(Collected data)
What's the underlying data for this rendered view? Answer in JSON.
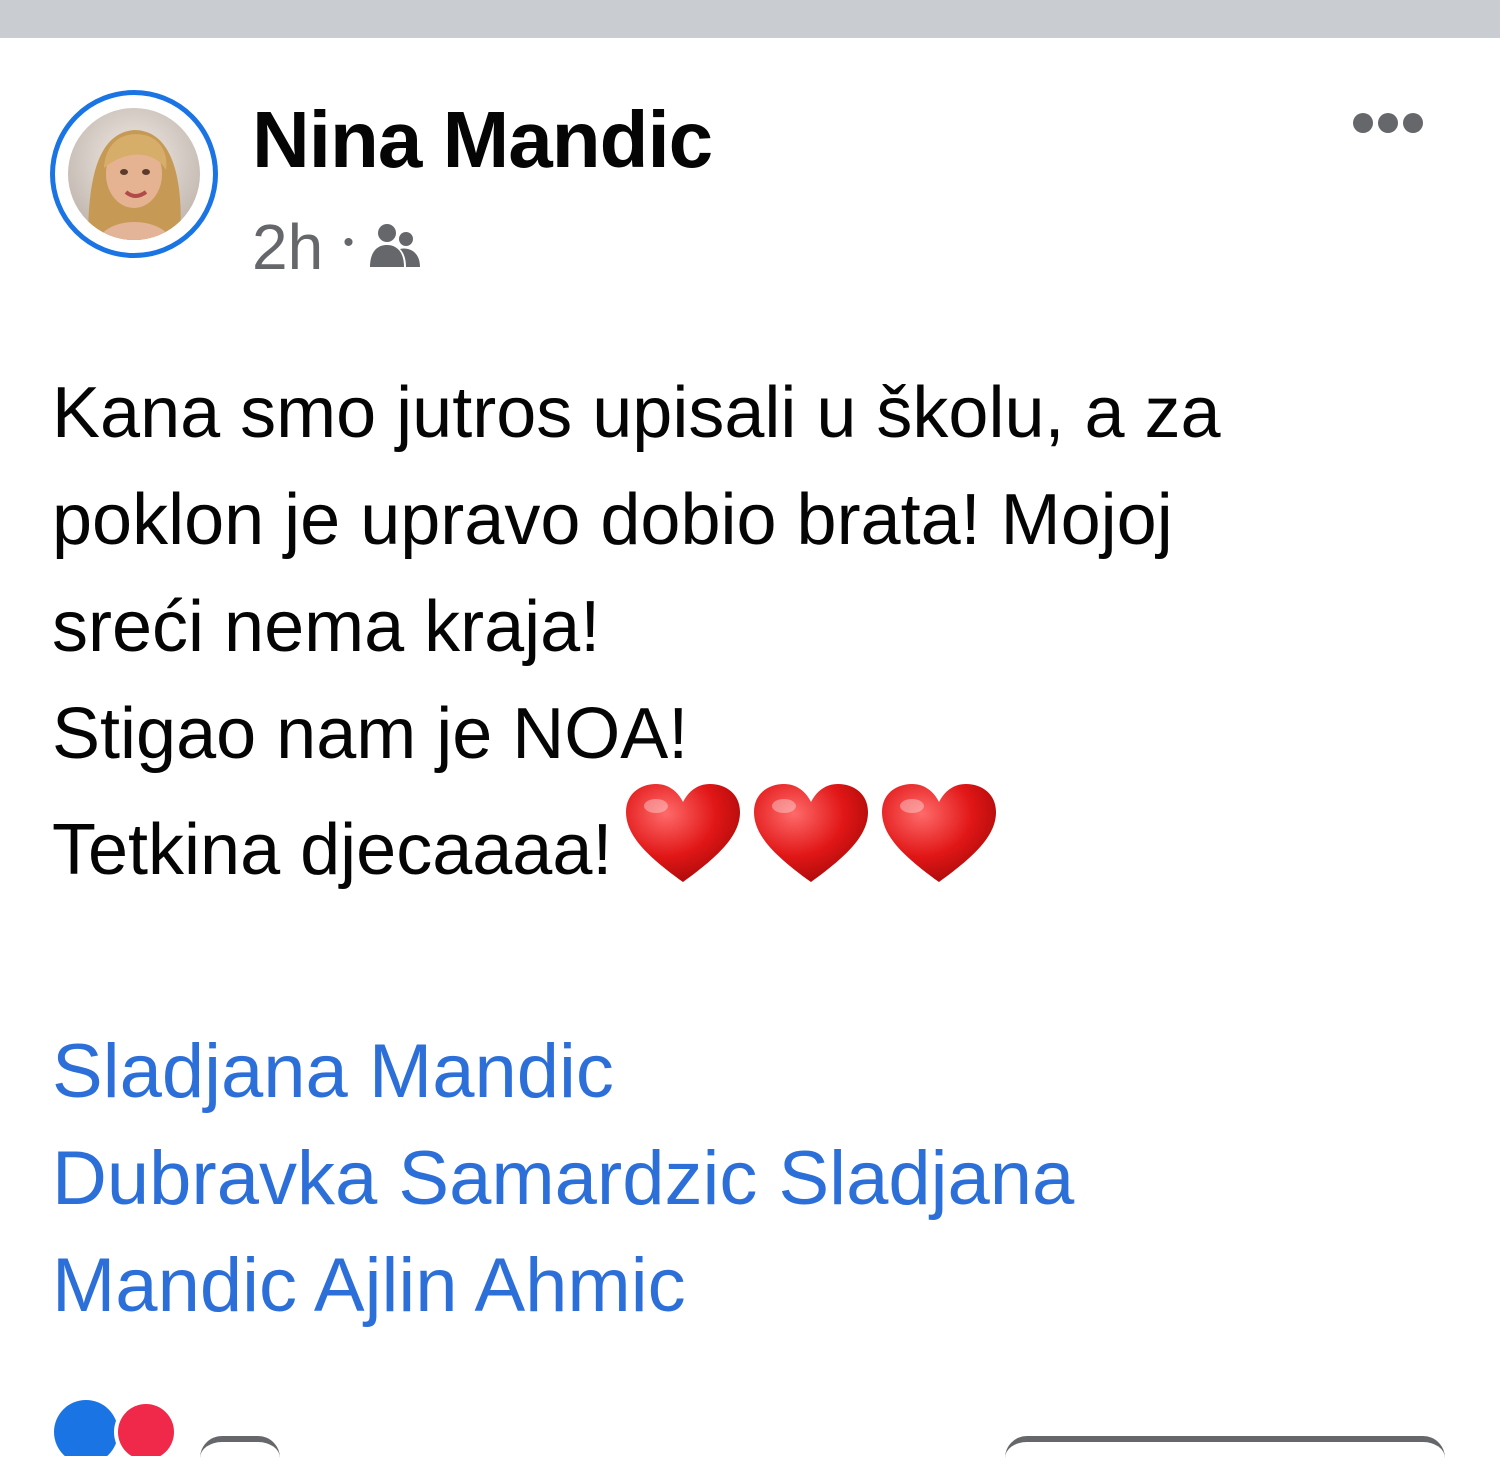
{
  "post": {
    "author": "Nina Mandic",
    "time": "2h",
    "separator": "•",
    "audience_icon": "friends-icon",
    "more_icon": "more-options-icon",
    "text_lines": [
      "Kana smo jutros upisali u školu, a za",
      "poklon je upravo dobio brata! Mojoj",
      "sreći nema kraja!",
      "Stigao nam je NOA!",
      "Tetkina djecaaaa!"
    ],
    "emoji": [
      "❤️",
      "❤️",
      "❤️"
    ],
    "tag_lines": [
      "Sladjana Mandic",
      "Dubravka Samardzic Sladjana",
      "Mandic Ajlin Ahmic"
    ]
  },
  "colors": {
    "link": "#2d6fd9",
    "ring": "#1b74e4",
    "text": "#050505",
    "secondary": "#65676b",
    "divider": "#c9ccd1"
  }
}
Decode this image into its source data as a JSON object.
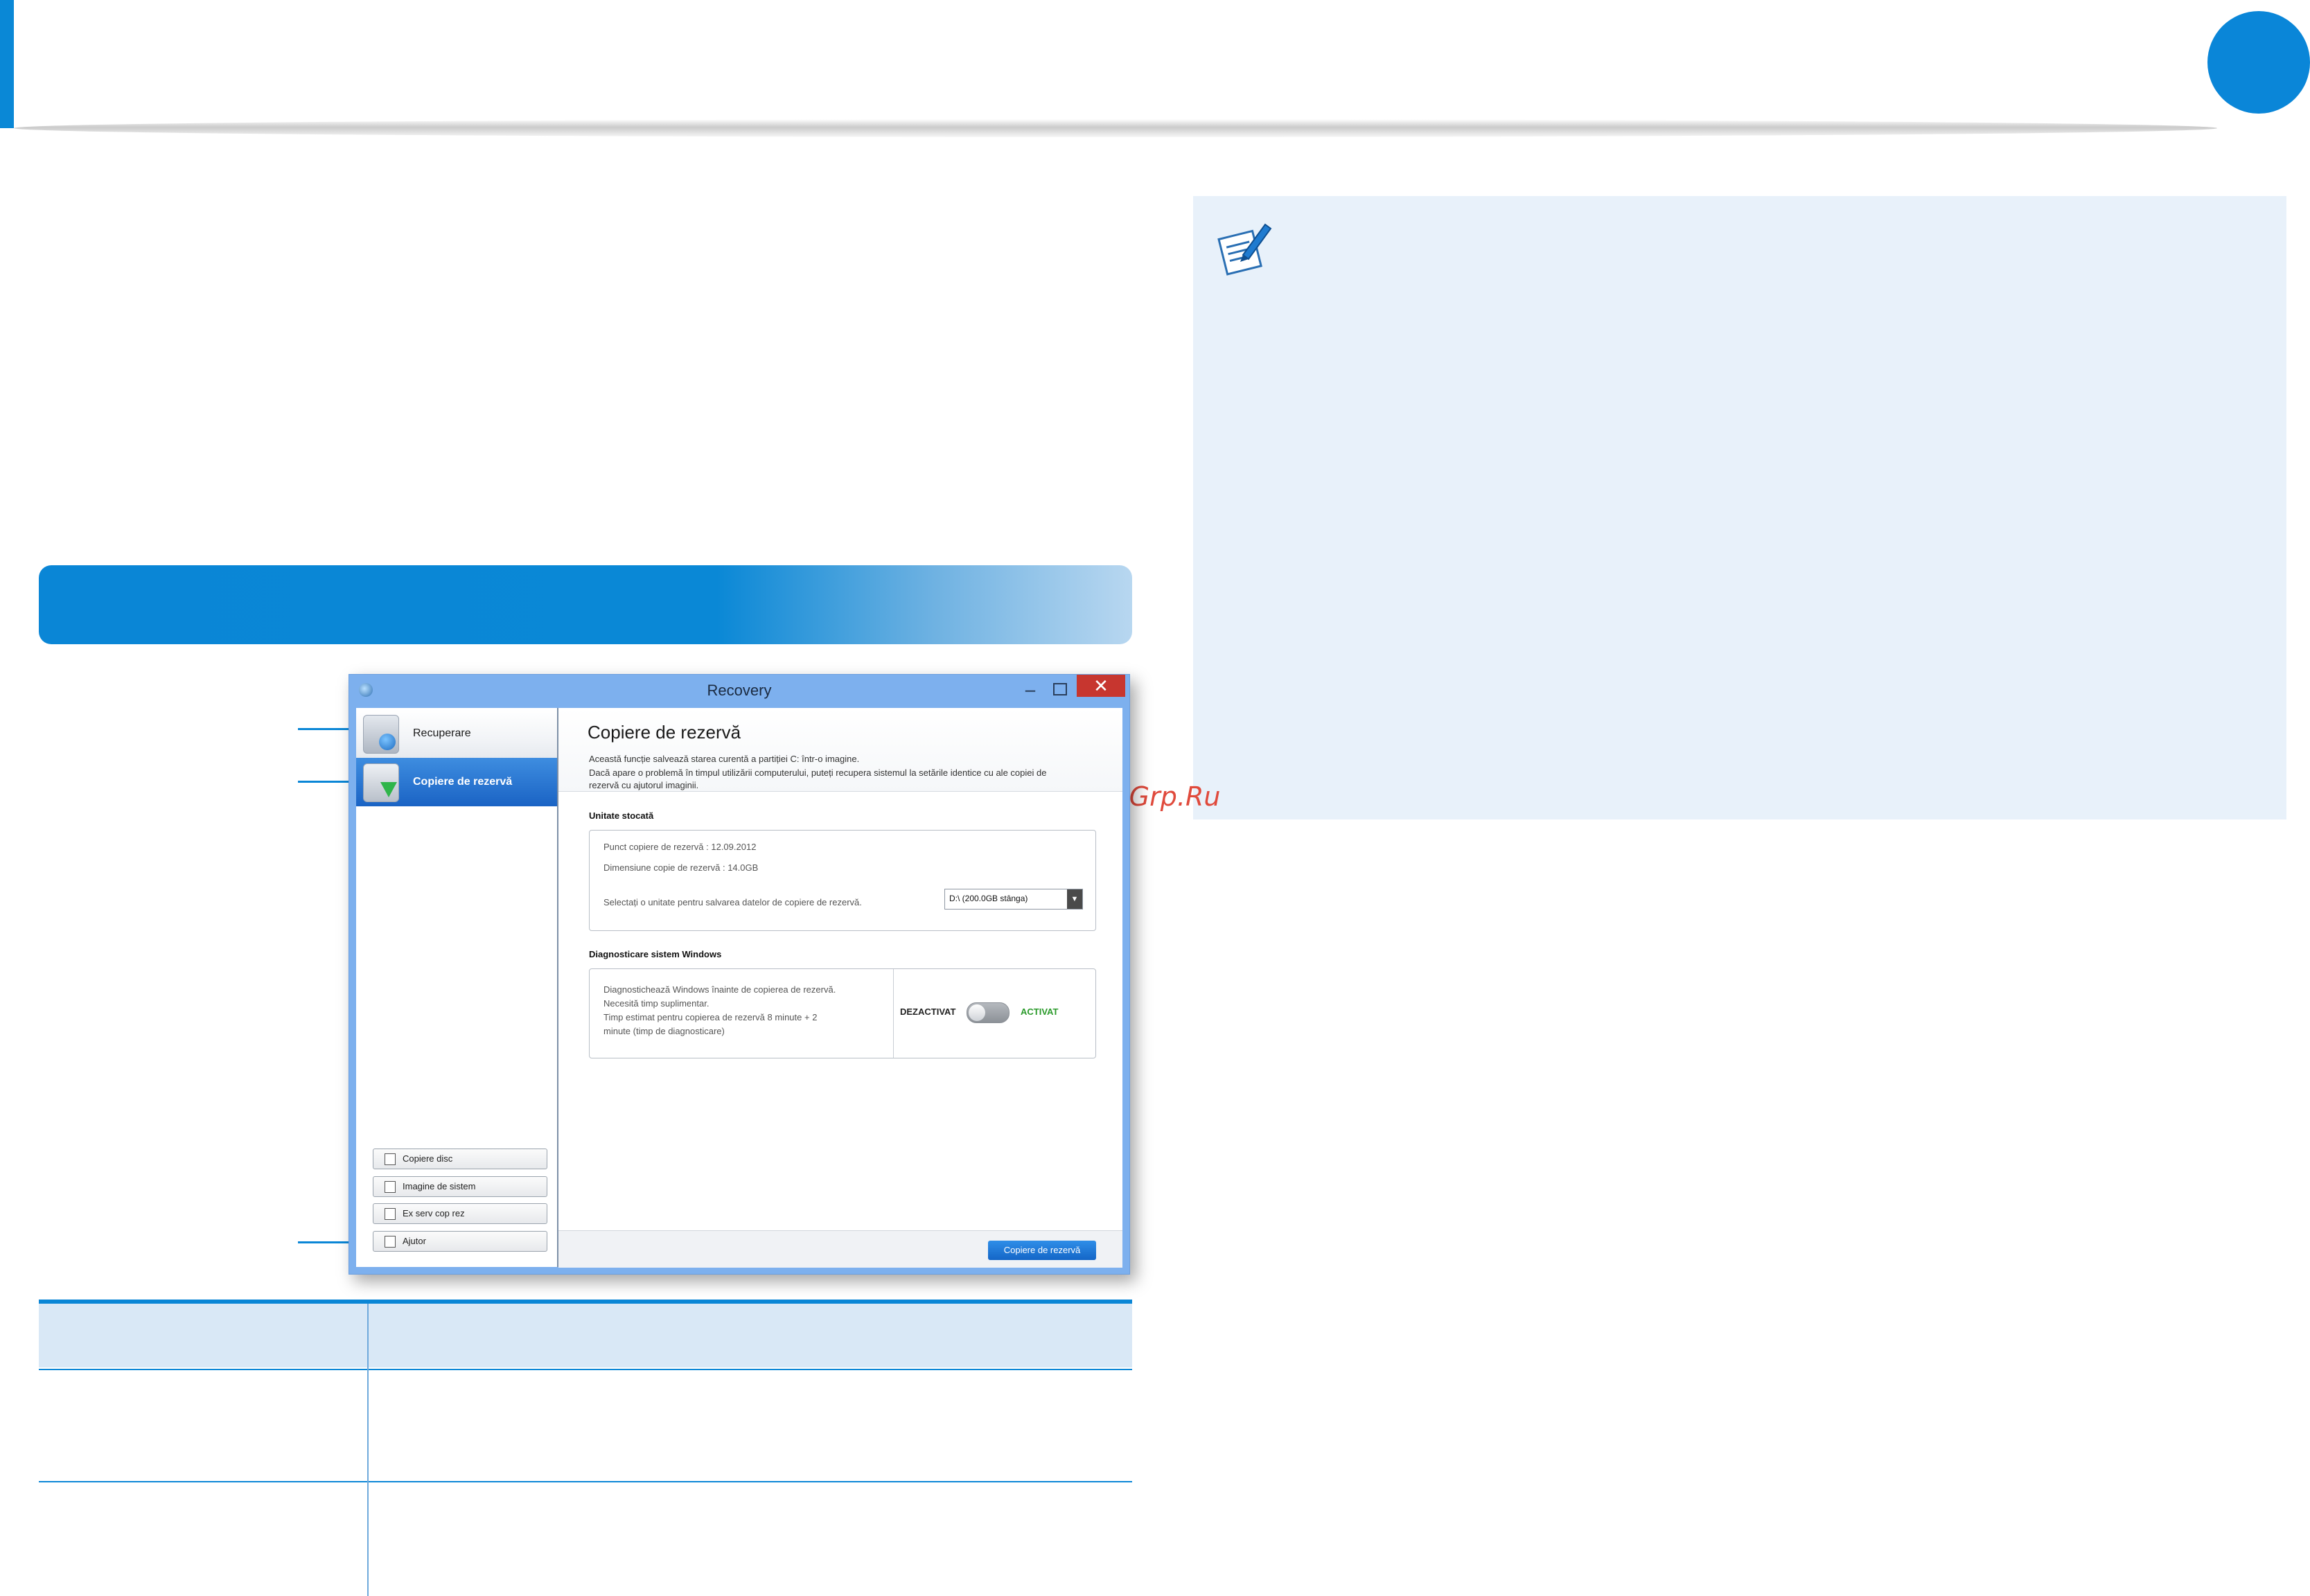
{
  "window": {
    "title": "Recovery",
    "controls": {
      "minimize": "–",
      "close": "✕"
    }
  },
  "sidebar": {
    "items": [
      {
        "label": "Recuperare",
        "icon": "restore-icon",
        "selected": false
      },
      {
        "label": "Copiere de rezervă",
        "icon": "backup-icon",
        "selected": true
      }
    ],
    "buttons": [
      {
        "label": "Copiere disc",
        "icon": "disc-copy-icon"
      },
      {
        "label": "Imagine de sistem",
        "icon": "system-image-icon"
      },
      {
        "label": "Ex serv cop rez",
        "icon": "export-icon"
      },
      {
        "label": "Ajutor",
        "icon": "help-icon"
      }
    ]
  },
  "main": {
    "title": "Copiere de rezervă",
    "description": [
      "Această funcție salvează starea curentă a partiției C: într-o imagine.",
      "Dacă apare o problemă în timpul utilizării computerului, puteți recupera sistemul la setările identice cu ale copiei de",
      "rezervă cu ajutorul imaginii."
    ],
    "storage": {
      "title": "Unitate stocată",
      "backup_point": "Punct copiere de rezervă : 12.09.2012",
      "backup_size": "Dimensiune copie de rezervă : 14.0GB",
      "select_prompt": "Selectați o unitate pentru salvarea datelor de copiere de rezervă.",
      "drive_value": "D:\\ (200.0GB stânga)",
      "drive_arrow": "▼"
    },
    "diagnostics": {
      "title": "Diagnosticare sistem Windows",
      "text": [
        "Diagnostichează Windows înainte de copierea de rezervă.",
        "Necesită timp suplimentar.",
        "Timp estimat pentru copierea de rezervă 8 minute + 2",
        "minute (timp de diagnosticare)"
      ],
      "off_label": "DEZACTIVAT",
      "on_label": "ACTIVAT",
      "toggle_state": "off"
    },
    "action_button": "Copiere de rezervă"
  },
  "page": {
    "watermark": "McGrp.Ru",
    "accent_color": "#0a86d6",
    "note_bg_color": "#e8f1fa",
    "note_icon": "note-pencil-icon"
  }
}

Aim of the task: Search the lines for the string "title" and copy every line that has it.

Solved exercise:
    "title": "Recovery",
    "title": "Copiere de rezervă",
      "title": "Unitate stocată",
      "title": "Diagnosticare sistem Windows",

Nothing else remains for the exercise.